Requirement ::
Render every entry verbatim.

(Data extracted from a collection)
══════════

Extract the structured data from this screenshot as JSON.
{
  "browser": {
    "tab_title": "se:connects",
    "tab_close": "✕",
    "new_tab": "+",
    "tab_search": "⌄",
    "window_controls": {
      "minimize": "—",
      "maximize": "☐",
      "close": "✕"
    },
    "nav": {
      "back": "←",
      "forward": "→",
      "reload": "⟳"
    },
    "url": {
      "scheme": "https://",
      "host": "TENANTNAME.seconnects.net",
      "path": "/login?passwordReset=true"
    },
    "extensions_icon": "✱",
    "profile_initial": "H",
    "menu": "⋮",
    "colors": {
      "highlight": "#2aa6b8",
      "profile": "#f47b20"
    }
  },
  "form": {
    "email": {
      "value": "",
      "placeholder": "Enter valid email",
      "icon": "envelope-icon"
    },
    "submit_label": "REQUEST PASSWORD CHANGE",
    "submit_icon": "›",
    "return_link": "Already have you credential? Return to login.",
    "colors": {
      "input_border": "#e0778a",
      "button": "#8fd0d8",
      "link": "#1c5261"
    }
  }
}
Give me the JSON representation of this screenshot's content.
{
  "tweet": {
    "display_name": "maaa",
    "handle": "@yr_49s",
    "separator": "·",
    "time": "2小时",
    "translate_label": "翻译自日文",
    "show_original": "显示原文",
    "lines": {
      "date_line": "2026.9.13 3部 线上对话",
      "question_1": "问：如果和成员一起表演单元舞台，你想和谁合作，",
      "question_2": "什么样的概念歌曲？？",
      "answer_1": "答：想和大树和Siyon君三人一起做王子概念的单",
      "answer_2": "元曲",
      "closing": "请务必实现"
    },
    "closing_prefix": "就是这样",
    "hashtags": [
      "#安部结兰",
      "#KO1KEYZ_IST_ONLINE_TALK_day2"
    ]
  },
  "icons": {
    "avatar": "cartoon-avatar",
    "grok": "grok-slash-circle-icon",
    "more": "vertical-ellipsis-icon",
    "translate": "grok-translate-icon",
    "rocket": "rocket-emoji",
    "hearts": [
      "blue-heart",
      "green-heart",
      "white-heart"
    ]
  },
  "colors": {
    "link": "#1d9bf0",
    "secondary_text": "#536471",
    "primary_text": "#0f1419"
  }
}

══════════

Written response ::
Extract the structured data from this screenshot as JSON.
{
  "browser": {
    "tab_title": "se:connects",
    "tab_close": "✕",
    "new_tab": "+",
    "tab_search": "⌄",
    "window_controls": {
      "minimize": "—",
      "maximize": "☐",
      "close": "✕"
    },
    "nav": {
      "back": "←",
      "forward": "→",
      "reload": "⟳"
    },
    "url": {
      "scheme": "https://",
      "host": "TENANTNAME.seconnects.net",
      "path": "/login?passwordReset=true"
    },
    "extensions_icon": "✱",
    "profile_initial": "H",
    "menu": "⋮",
    "colors": {
      "highlight": "#2aa6b8",
      "profile": "#f47b20"
    }
  },
  "form": {
    "email": {
      "value": "",
      "placeholder": "Enter valid email",
      "icon": "envelope-icon"
    },
    "submit_label": "REQUEST PASSWORD CHANGE",
    "submit_icon": "›",
    "return_link": "Already have you credential? Return to login.",
    "colors": {
      "input_border": "#e0778a",
      "button": "#8fd0d8",
      "link": "#1c5261"
    }
  }
}
Give me the JSON representation of this screenshot's content.
{
  "tweet": {
    "display_name": "maaa",
    "handle": "@yr_49s",
    "separator": "·",
    "time": "2小时",
    "translate_label": "翻译自日文",
    "show_original": "显示原文",
    "lines": {
      "date_line": "2026.9.13 3部 线上对话",
      "question_1": "问：如果和成员一起表演单元舞台，你想和谁合作，",
      "question_2": "什么样的概念歌曲？？",
      "answer_1": "答：想和大树和Siyon君三人一起做王子概念的单",
      "answer_2": "元曲",
      "closing": "请务必实现"
    },
    "closing_prefix": "就是这样",
    "hashtags": [
      "#安部结兰",
      "#KO1KEYZ_IST_ONLINE_TALK_day2"
    ]
  },
  "icons": {
    "avatar": "cartoon-avatar",
    "grok": "grok-slash-circle-icon",
    "more": "vertical-ellipsis-icon",
    "translate": "grok-translate-icon",
    "rocket": "rocket-emoji",
    "hearts": [
      "blue-heart",
      "green-heart",
      "white-heart"
    ]
  },
  "colors": {
    "link": "#1d9bf0",
    "secondary_text": "#536471",
    "primary_text": "#0f1419"
  }
}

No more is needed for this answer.